Directions
Reproduce the complete listing without any deviation.

Dataset extract
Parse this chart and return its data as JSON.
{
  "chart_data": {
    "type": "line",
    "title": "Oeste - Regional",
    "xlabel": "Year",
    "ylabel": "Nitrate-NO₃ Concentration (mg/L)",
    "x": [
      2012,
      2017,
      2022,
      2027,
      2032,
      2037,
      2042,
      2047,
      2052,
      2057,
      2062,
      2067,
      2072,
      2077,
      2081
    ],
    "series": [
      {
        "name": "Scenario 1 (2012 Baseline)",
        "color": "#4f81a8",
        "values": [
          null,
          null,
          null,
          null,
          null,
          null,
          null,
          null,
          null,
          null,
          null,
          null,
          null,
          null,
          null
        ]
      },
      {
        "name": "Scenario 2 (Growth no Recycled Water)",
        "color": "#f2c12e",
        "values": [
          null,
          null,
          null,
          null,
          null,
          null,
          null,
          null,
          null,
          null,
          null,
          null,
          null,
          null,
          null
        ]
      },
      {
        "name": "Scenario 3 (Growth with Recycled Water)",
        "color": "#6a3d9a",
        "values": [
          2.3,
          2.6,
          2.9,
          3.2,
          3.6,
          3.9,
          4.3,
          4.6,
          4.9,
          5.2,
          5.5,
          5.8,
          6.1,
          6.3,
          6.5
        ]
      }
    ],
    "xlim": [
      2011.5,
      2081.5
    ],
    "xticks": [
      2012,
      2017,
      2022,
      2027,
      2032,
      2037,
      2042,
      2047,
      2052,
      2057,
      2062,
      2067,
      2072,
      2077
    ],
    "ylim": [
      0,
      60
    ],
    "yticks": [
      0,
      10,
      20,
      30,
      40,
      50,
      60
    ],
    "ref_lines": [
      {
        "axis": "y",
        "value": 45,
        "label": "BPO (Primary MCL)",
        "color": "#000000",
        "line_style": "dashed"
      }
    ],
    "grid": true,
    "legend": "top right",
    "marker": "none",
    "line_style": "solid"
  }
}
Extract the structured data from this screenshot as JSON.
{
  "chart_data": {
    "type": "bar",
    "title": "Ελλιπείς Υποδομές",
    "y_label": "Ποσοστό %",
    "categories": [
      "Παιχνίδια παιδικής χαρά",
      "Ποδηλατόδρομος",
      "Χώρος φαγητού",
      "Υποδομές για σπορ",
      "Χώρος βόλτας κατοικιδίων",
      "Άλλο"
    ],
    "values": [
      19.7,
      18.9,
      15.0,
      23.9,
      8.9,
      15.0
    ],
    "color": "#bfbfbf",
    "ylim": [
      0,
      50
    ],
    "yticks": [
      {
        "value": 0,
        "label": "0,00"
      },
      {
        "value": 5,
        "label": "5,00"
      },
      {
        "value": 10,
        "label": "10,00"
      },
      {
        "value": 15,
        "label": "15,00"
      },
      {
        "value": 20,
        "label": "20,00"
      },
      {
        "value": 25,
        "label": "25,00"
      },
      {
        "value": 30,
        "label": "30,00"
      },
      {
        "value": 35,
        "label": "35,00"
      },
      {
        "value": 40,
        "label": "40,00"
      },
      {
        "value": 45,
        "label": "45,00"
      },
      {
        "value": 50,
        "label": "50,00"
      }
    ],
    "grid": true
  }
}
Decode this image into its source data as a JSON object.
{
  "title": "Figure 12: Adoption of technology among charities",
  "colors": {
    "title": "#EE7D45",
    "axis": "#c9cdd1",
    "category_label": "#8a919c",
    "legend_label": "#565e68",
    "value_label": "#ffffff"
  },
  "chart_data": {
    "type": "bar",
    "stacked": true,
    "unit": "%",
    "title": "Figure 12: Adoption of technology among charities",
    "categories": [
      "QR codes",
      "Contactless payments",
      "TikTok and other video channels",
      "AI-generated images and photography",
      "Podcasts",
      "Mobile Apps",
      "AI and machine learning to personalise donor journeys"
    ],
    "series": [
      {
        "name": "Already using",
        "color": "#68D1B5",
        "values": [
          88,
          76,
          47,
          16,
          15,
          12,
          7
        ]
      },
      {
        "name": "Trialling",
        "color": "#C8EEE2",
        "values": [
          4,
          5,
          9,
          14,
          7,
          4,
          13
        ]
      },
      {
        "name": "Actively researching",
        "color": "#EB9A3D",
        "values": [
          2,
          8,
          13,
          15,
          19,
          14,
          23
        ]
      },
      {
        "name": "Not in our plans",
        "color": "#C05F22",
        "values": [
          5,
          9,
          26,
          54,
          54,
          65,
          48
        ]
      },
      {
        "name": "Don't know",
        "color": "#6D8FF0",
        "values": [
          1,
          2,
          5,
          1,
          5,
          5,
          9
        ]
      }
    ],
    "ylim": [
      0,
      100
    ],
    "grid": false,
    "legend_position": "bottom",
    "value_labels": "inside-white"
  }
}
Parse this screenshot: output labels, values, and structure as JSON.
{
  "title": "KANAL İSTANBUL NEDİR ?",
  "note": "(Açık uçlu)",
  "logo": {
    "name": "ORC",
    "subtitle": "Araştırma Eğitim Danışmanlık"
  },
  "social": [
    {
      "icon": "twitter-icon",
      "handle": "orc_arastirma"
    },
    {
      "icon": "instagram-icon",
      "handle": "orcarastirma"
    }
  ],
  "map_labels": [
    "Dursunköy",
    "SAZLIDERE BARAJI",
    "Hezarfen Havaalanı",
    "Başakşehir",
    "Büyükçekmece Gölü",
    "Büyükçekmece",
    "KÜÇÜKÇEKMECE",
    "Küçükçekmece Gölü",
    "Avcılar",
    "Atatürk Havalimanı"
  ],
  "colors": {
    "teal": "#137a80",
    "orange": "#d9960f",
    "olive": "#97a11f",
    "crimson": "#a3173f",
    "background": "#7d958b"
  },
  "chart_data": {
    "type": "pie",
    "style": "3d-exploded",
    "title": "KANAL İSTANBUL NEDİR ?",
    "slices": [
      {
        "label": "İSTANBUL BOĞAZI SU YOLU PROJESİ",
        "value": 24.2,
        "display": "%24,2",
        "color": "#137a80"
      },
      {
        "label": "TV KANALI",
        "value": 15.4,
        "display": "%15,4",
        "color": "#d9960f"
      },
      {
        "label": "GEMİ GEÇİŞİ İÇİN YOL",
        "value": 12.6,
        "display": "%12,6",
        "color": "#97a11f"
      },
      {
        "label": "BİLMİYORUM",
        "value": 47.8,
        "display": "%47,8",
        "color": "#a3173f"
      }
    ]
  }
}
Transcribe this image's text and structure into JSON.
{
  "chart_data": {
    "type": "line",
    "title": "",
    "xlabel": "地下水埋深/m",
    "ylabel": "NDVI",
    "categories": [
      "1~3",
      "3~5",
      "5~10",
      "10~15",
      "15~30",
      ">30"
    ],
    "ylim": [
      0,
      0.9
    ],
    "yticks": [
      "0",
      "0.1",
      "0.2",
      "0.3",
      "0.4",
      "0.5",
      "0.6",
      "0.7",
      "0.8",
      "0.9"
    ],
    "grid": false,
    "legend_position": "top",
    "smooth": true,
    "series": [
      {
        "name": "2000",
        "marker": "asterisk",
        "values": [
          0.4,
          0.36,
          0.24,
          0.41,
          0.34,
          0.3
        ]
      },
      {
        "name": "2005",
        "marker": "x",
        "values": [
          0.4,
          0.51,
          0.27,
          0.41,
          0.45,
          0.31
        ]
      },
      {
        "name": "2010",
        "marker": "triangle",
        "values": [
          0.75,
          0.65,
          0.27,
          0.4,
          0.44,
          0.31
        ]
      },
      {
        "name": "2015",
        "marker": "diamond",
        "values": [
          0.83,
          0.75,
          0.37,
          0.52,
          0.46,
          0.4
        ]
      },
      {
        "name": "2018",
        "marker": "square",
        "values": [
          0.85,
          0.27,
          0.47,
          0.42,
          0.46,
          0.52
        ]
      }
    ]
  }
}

Written answer
Parse this chart and return its data as JSON.
{
  "chart_data": {
    "type": "line",
    "title": "Oeste - Regional",
    "xlabel": "Year",
    "ylabel": "Nitrate-NO₃ Concentration (mg/L)",
    "x": [
      2012,
      2017,
      2022,
      2027,
      2032,
      2037,
      2042,
      2047,
      2052,
      2057,
      2062,
      2067,
      2072,
      2077,
      2081
    ],
    "series": [
      {
        "name": "Scenario 1 (2012 Baseline)",
        "color": "#4f81a8",
        "values": [
          null,
          null,
          null,
          null,
          null,
          null,
          null,
          null,
          null,
          null,
          null,
          null,
          null,
          null,
          null
        ]
      },
      {
        "name": "Scenario 2 (Growth no Recycled Water)",
        "color": "#f2c12e",
        "values": [
          null,
          null,
          null,
          null,
          null,
          null,
          null,
          null,
          null,
          null,
          null,
          null,
          null,
          null,
          null
        ]
      },
      {
        "name": "Scenario 3 (Growth with Recycled Water)",
        "color": "#6a3d9a",
        "values": [
          2.3,
          2.6,
          2.9,
          3.2,
          3.6,
          3.9,
          4.3,
          4.6,
          4.9,
          5.2,
          5.5,
          5.8,
          6.1,
          6.3,
          6.5
        ]
      }
    ],
    "xlim": [
      2011.5,
      2081.5
    ],
    "xticks": [
      2012,
      2017,
      2022,
      2027,
      2032,
      2037,
      2042,
      2047,
      2052,
      2057,
      2062,
      2067,
      2072,
      2077
    ],
    "ylim": [
      0,
      60
    ],
    "yticks": [
      0,
      10,
      20,
      30,
      40,
      50,
      60
    ],
    "ref_lines": [
      {
        "axis": "y",
        "value": 45,
        "label": "BPO (Primary MCL)",
        "color": "#000000",
        "line_style": "dashed"
      }
    ],
    "grid": true,
    "legend": "top right",
    "marker": "none",
    "line_style": "solid"
  }
}
Extract the structured data from this screenshot as JSON.
{
  "chart_data": {
    "type": "bar",
    "title": "Ελλιπείς Υποδομές",
    "y_label": "Ποσοστό %",
    "categories": [
      "Παιχνίδια παιδικής χαρά",
      "Ποδηλατόδρομος",
      "Χώρος φαγητού",
      "Υποδομές για σπορ",
      "Χώρος βόλτας κατοικιδίων",
      "Άλλο"
    ],
    "values": [
      19.7,
      18.9,
      15.0,
      23.9,
      8.9,
      15.0
    ],
    "color": "#bfbfbf",
    "ylim": [
      0,
      50
    ],
    "yticks": [
      {
        "value": 0,
        "label": "0,00"
      },
      {
        "value": 5,
        "label": "5,00"
      },
      {
        "value": 10,
        "label": "10,00"
      },
      {
        "value": 15,
        "label": "15,00"
      },
      {
        "value": 20,
        "label": "20,00"
      },
      {
        "value": 25,
        "label": "25,00"
      },
      {
        "value": 30,
        "label": "30,00"
      },
      {
        "value": 35,
        "label": "35,00"
      },
      {
        "value": 40,
        "label": "40,00"
      },
      {
        "value": 45,
        "label": "45,00"
      },
      {
        "value": 50,
        "label": "50,00"
      }
    ],
    "grid": true
  }
}
Decode this image into its source data as a JSON object.
{
  "title": "Figure 12: Adoption of technology among charities",
  "colors": {
    "title": "#EE7D45",
    "axis": "#c9cdd1",
    "category_label": "#8a919c",
    "legend_label": "#565e68",
    "value_label": "#ffffff"
  },
  "chart_data": {
    "type": "bar",
    "stacked": true,
    "unit": "%",
    "title": "Figure 12: Adoption of technology among charities",
    "categories": [
      "QR codes",
      "Contactless payments",
      "TikTok and other video channels",
      "AI-generated images and photography",
      "Podcasts",
      "Mobile Apps",
      "AI and machine learning to personalise donor journeys"
    ],
    "series": [
      {
        "name": "Already using",
        "color": "#68D1B5",
        "values": [
          88,
          76,
          47,
          16,
          15,
          12,
          7
        ]
      },
      {
        "name": "Trialling",
        "color": "#C8EEE2",
        "values": [
          4,
          5,
          9,
          14,
          7,
          4,
          13
        ]
      },
      {
        "name": "Actively researching",
        "color": "#EB9A3D",
        "values": [
          2,
          8,
          13,
          15,
          19,
          14,
          23
        ]
      },
      {
        "name": "Not in our plans",
        "color": "#C05F22",
        "values": [
          5,
          9,
          26,
          54,
          54,
          65,
          48
        ]
      },
      {
        "name": "Don't know",
        "color": "#6D8FF0",
        "values": [
          1,
          2,
          5,
          1,
          5,
          5,
          9
        ]
      }
    ],
    "ylim": [
      0,
      100
    ],
    "grid": false,
    "legend_position": "bottom",
    "value_labels": "inside-white"
  }
}
Parse this screenshot: output labels, values, and structure as JSON.
{
  "title": "KANAL İSTANBUL NEDİR ?",
  "note": "(Açık uçlu)",
  "logo": {
    "name": "ORC",
    "subtitle": "Araştırma Eğitim Danışmanlık"
  },
  "social": [
    {
      "icon": "twitter-icon",
      "handle": "orc_arastirma"
    },
    {
      "icon": "instagram-icon",
      "handle": "orcarastirma"
    }
  ],
  "map_labels": [
    "Dursunköy",
    "SAZLIDERE BARAJI",
    "Hezarfen Havaalanı",
    "Başakşehir",
    "Büyükçekmece Gölü",
    "Büyükçekmece",
    "KÜÇÜKÇEKMECE",
    "Küçükçekmece Gölü",
    "Avcılar",
    "Atatürk Havalimanı"
  ],
  "colors": {
    "teal": "#137a80",
    "orange": "#d9960f",
    "olive": "#97a11f",
    "crimson": "#a3173f",
    "background": "#7d958b"
  },
  "chart_data": {
    "type": "pie",
    "style": "3d-exploded",
    "title": "KANAL İSTANBUL NEDİR ?",
    "slices": [
      {
        "label": "İSTANBUL BOĞAZI SU YOLU PROJESİ",
        "value": 24.2,
        "display": "%24,2",
        "color": "#137a80"
      },
      {
        "label": "TV KANALI",
        "value": 15.4,
        "display": "%15,4",
        "color": "#d9960f"
      },
      {
        "label": "GEMİ GEÇİŞİ İÇİN YOL",
        "value": 12.6,
        "display": "%12,6",
        "color": "#97a11f"
      },
      {
        "label": "BİLMİYORUM",
        "value": 47.8,
        "display": "%47,8",
        "color": "#a3173f"
      }
    ]
  }
}
Transcribe this image's text and structure into JSON.
{
  "chart_data": {
    "type": "line",
    "title": "",
    "xlabel": "地下水埋深/m",
    "ylabel": "NDVI",
    "categories": [
      "1~3",
      "3~5",
      "5~10",
      "10~15",
      "15~30",
      ">30"
    ],
    "ylim": [
      0,
      0.9
    ],
    "yticks": [
      "0",
      "0.1",
      "0.2",
      "0.3",
      "0.4",
      "0.5",
      "0.6",
      "0.7",
      "0.8",
      "0.9"
    ],
    "grid": false,
    "legend_position": "top",
    "smooth": true,
    "series": [
      {
        "name": "2000",
        "marker": "asterisk",
        "values": [
          0.4,
          0.36,
          0.24,
          0.41,
          0.34,
          0.3
        ]
      },
      {
        "name": "2005",
        "marker": "x",
        "values": [
          0.4,
          0.51,
          0.27,
          0.41,
          0.45,
          0.31
        ]
      },
      {
        "name": "2010",
        "marker": "triangle",
        "values": [
          0.75,
          0.65,
          0.27,
          0.4,
          0.44,
          0.31
        ]
      },
      {
        "name": "2015",
        "marker": "diamond",
        "values": [
          0.83,
          0.75,
          0.37,
          0.52,
          0.46,
          0.4
        ]
      },
      {
        "name": "2018",
        "marker": "square",
        "values": [
          0.85,
          0.27,
          0.47,
          0.42,
          0.46,
          0.52
        ]
      }
    ]
  }
}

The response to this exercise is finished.